• _Requirement_
For the entries that follow, state how many lines include the word "templates", giving the number and nothing else.

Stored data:
================================

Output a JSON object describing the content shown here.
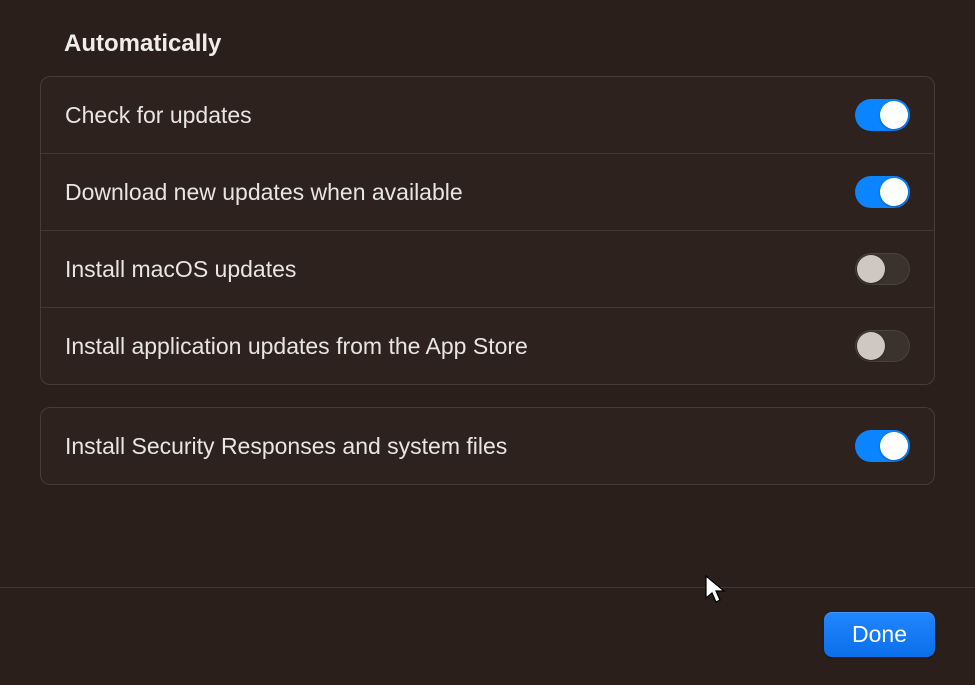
{
  "section_title": "Automatically",
  "group1": {
    "rows": [
      {
        "label": "Check for updates",
        "on": true
      },
      {
        "label": "Download new updates when available",
        "on": true
      },
      {
        "label": "Install macOS updates",
        "on": false
      },
      {
        "label": "Install application updates from the App Store",
        "on": false
      }
    ]
  },
  "group2": {
    "rows": [
      {
        "label": "Install Security Responses and system files",
        "on": true
      }
    ]
  },
  "footer": {
    "done_label": "Done"
  }
}
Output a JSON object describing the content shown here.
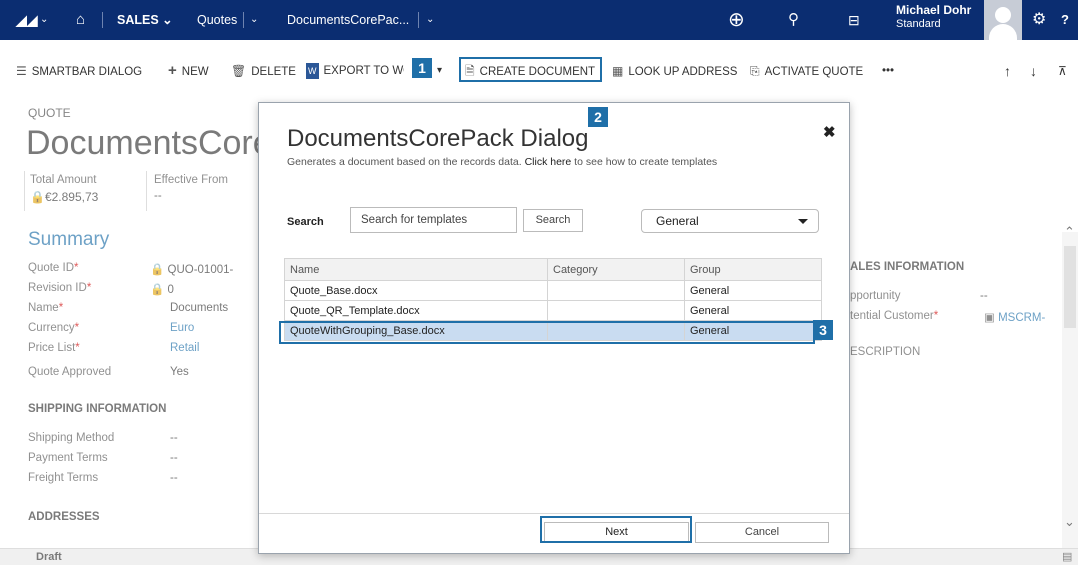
{
  "topnav": {
    "logo": "dynamics-logo",
    "home": "home-icon",
    "area": "SALES",
    "entity": "Quotes",
    "record": "DocumentsCorePac...",
    "user_name": "Michael Dohr",
    "user_role": "Standard"
  },
  "commandbar": {
    "smartbar": "SMARTBAR DIALOG",
    "new": "NEW",
    "delete": "DELETE",
    "export": "EXPORT TO WO",
    "create_document": "CREATE DOCUMENT",
    "lookup_address": "LOOK UP ADDRESS",
    "activate_quote": "ACTIVATE QUOTE",
    "more": "•••"
  },
  "callouts": {
    "one": "1",
    "two": "2",
    "three": "3"
  },
  "record": {
    "type_label": "QUOTE",
    "title": "DocumentsCore",
    "total_amount_label": "Total Amount",
    "total_amount_value": "€2.895,73",
    "effective_from_label": "Effective From",
    "effective_from_value": "--"
  },
  "summary": {
    "heading": "Summary",
    "fields": [
      {
        "label": "Quote ID",
        "value": "QUO-01001-"
      },
      {
        "label": "Revision ID",
        "value": "0"
      },
      {
        "label": "Name",
        "value": "Documents"
      },
      {
        "label": "Currency",
        "value": "Euro"
      },
      {
        "label": "Price List",
        "value": "Retail"
      },
      {
        "label": "Quote Approved",
        "value": "Yes"
      }
    ]
  },
  "shipping": {
    "heading": "SHIPPING INFORMATION",
    "fields": [
      {
        "label": "Shipping Method",
        "value": "--"
      },
      {
        "label": "Payment Terms",
        "value": "--"
      },
      {
        "label": "Freight Terms",
        "value": "--"
      }
    ]
  },
  "addresses": {
    "heading": "ADDRESSES"
  },
  "sales_info": {
    "heading": "ALES INFORMATION",
    "opportunity_label": "pportunity",
    "opportunity_value": "--",
    "customer_label": "tential Customer",
    "customer_value": "MSCRM-",
    "description_heading": "ESCRIPTION"
  },
  "status": {
    "text": "Draft"
  },
  "dialog": {
    "title": "DocumentsCorePack Dialog",
    "subtitle_pre": "Generates a document based on the records data. ",
    "subtitle_link": "Click here",
    "subtitle_post": " to see how to create templates",
    "search_label": "Search",
    "search_placeholder": "Search for templates",
    "search_button": "Search",
    "group_select": "General",
    "columns": [
      "Name",
      "Category",
      "Group"
    ],
    "rows": [
      {
        "name": "Quote_Base.docx",
        "category": "",
        "group": "General"
      },
      {
        "name": "Quote_QR_Template.docx",
        "category": "",
        "group": "General"
      },
      {
        "name": "QuoteWithGrouping_Base.docx",
        "category": "",
        "group": "General"
      }
    ],
    "next": "Next",
    "cancel": "Cancel"
  }
}
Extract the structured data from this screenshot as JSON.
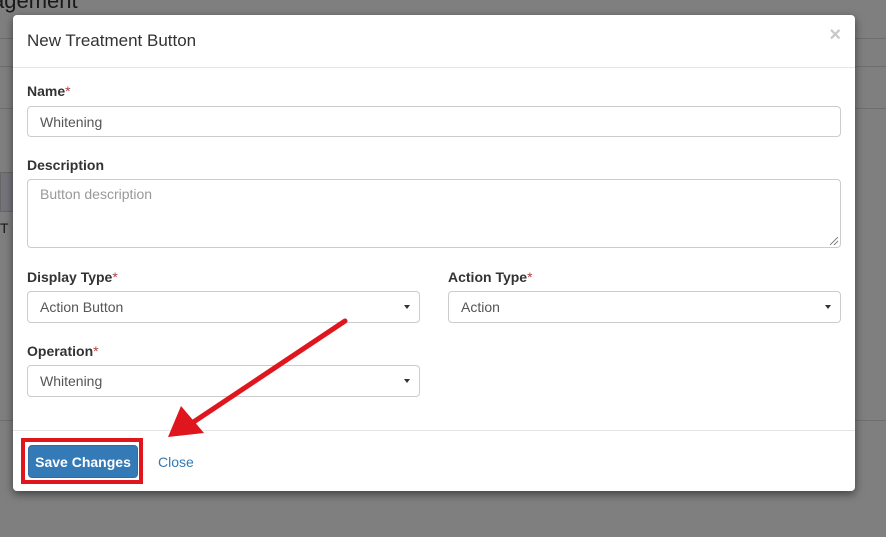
{
  "background": {
    "title_fragment": "agement",
    "side_text": "T"
  },
  "modal": {
    "title": "New Treatment Button",
    "close_icon": "×"
  },
  "form": {
    "name": {
      "label": "Name",
      "required_mark": "*",
      "value": "Whitening"
    },
    "description": {
      "label": "Description",
      "placeholder": "Button description",
      "value": ""
    },
    "display_type": {
      "label": "Display Type",
      "required_mark": "*",
      "selected": "Action Button"
    },
    "action_type": {
      "label": "Action Type",
      "required_mark": "*",
      "selected": "Action"
    },
    "operation": {
      "label": "Operation",
      "required_mark": "*",
      "selected": "Whitening"
    }
  },
  "footer": {
    "save_label": "Save Changes",
    "close_label": "Close"
  },
  "annotation": {
    "highlight_color": "#e0161f",
    "arrow_color": "#e0161f"
  },
  "colors": {
    "primary": "#337ab7",
    "required": "#a94442"
  }
}
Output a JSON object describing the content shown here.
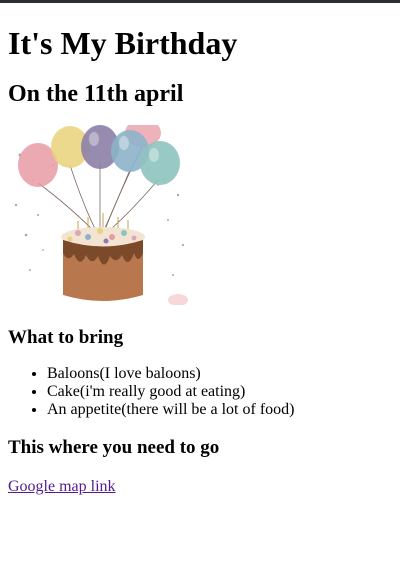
{
  "page": {
    "title": "It's My Birthday",
    "date_heading": "On the 11th april",
    "image": {
      "subject": "watercolor birthday cake with balloons",
      "colors": {
        "balloon_pink": "#e89aa3",
        "balloon_yellow": "#e9d27a",
        "balloon_purple": "#8c7fa6",
        "balloon_blue": "#8cb3c9",
        "balloon_teal": "#8ec3bf",
        "cake_brown": "#b9774d",
        "cake_drip": "#7a4a2b",
        "sprinkles": "#d9a8b6"
      }
    },
    "bring_heading": "What to bring",
    "bring_items": [
      "Baloons(I love baloons)",
      "Cake(i'm really good at eating)",
      "An appetite(there will be a lot of food)"
    ],
    "location_heading": "This where you need to go",
    "map_link": "Google map link"
  }
}
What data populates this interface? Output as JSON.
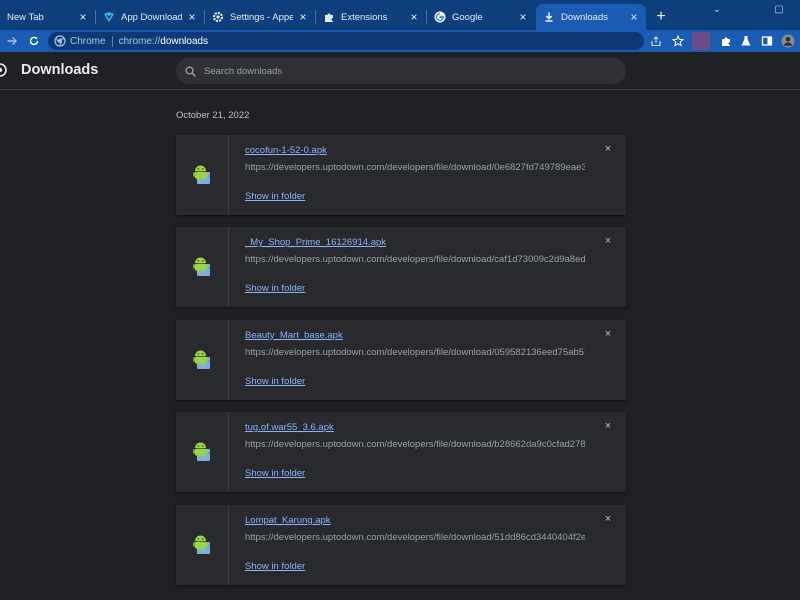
{
  "tabs": [
    {
      "title": "New Tab",
      "favicon": "none",
      "active": false
    },
    {
      "title": "App Downloads for",
      "favicon": "uptodown-icon",
      "active": false
    },
    {
      "title": "Settings - Appearan",
      "favicon": "gear-icon",
      "active": false
    },
    {
      "title": "Extensions",
      "favicon": "puzzle-icon",
      "active": false
    },
    {
      "title": "Google",
      "favicon": "google-icon",
      "active": false
    },
    {
      "title": "Downloads",
      "favicon": "download-icon",
      "active": true
    }
  ],
  "tab_close_glyph": "×",
  "new_tab_glyph": "+",
  "window_controls": {
    "minimize": "⌄",
    "restore": "▢"
  },
  "omnibox": {
    "label": "Chrome",
    "url_scheme": "chrome://",
    "url_host": "downloads"
  },
  "colors": {
    "tabstrip": "#0c3f7c",
    "toolbar": "#1a5cb4",
    "page_bg": "#202124",
    "card_bg": "#292a2d",
    "link": "#8ab4f8",
    "muted": "#9aa0a6"
  },
  "page": {
    "title": "Downloads",
    "search_placeholder": "Search downloads"
  },
  "date_heading": "October 21, 2022",
  "downloads": [
    {
      "name": "cocofun-1-52-0.apk",
      "url": "https://developers.uptodown.com/developers/file/download/0e6827fd749789eae35...",
      "action": "Show in folder"
    },
    {
      "name": "_My_Shop_Prime_16126914.apk",
      "url": "https://developers.uptodown.com/developers/file/download/caf1d73009c2d9a8ed5...",
      "action": "Show in folder"
    },
    {
      "name": "Beauty_Mart_base.apk",
      "url": "https://developers.uptodown.com/developers/file/download/059582136eed75ab57...",
      "action": "Show in folder"
    },
    {
      "name": "tug.of.war55_3.6.apk",
      "url": "https://developers.uptodown.com/developers/file/download/b28662da9c0cfad2788...",
      "action": "Show in folder"
    },
    {
      "name": "Lompat_Karung.apk",
      "url": "https://developers.uptodown.com/developers/file/download/51dd86cd3440404f2eb...",
      "action": "Show in folder"
    }
  ],
  "remove_glyph": "×"
}
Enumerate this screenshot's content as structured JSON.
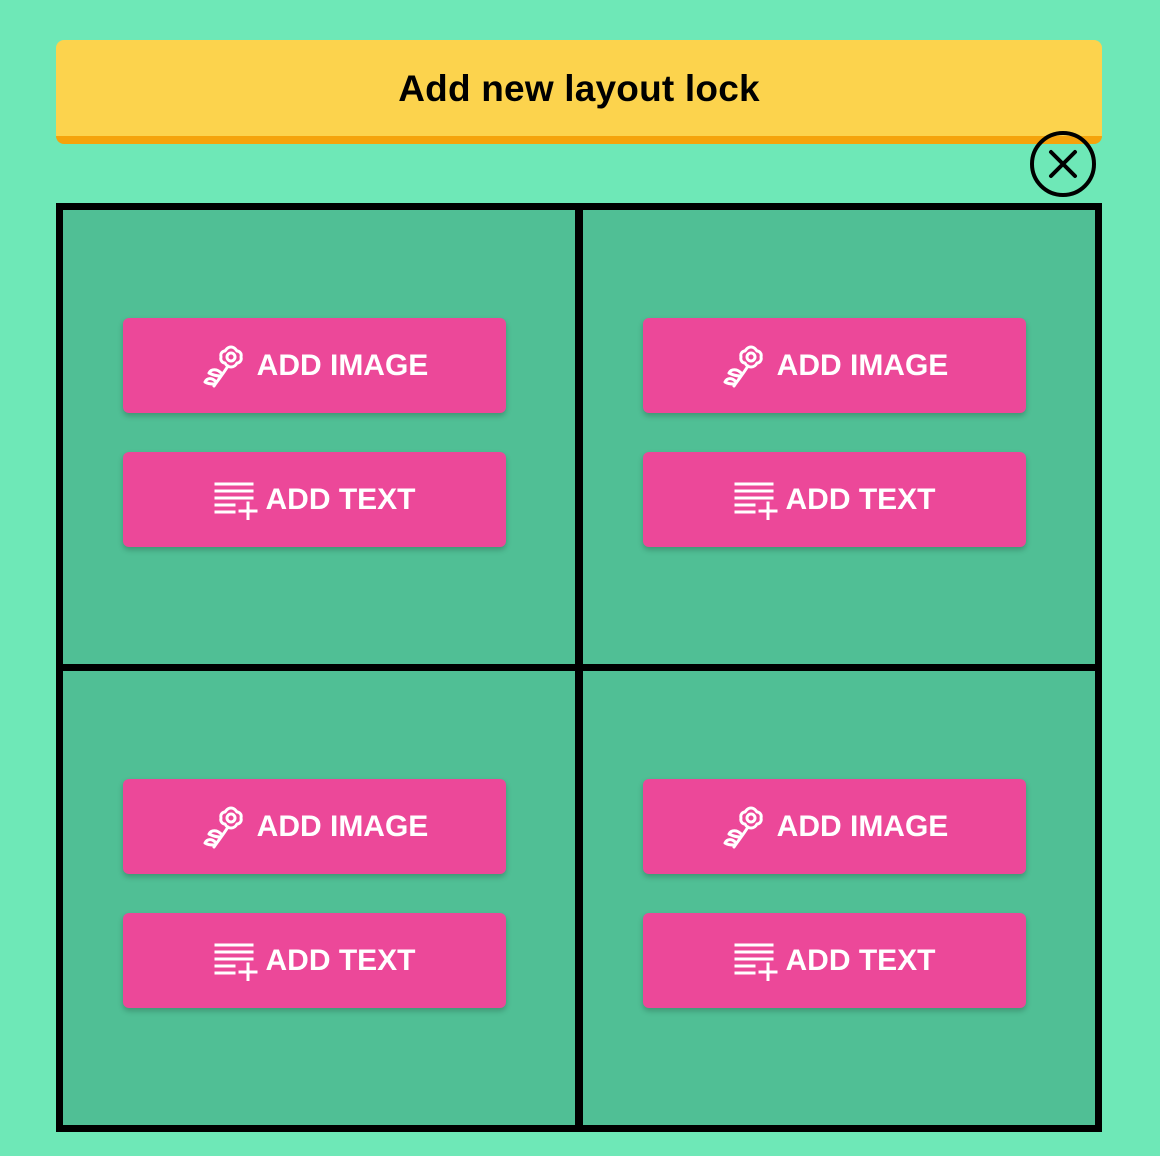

================================

• _The response_
2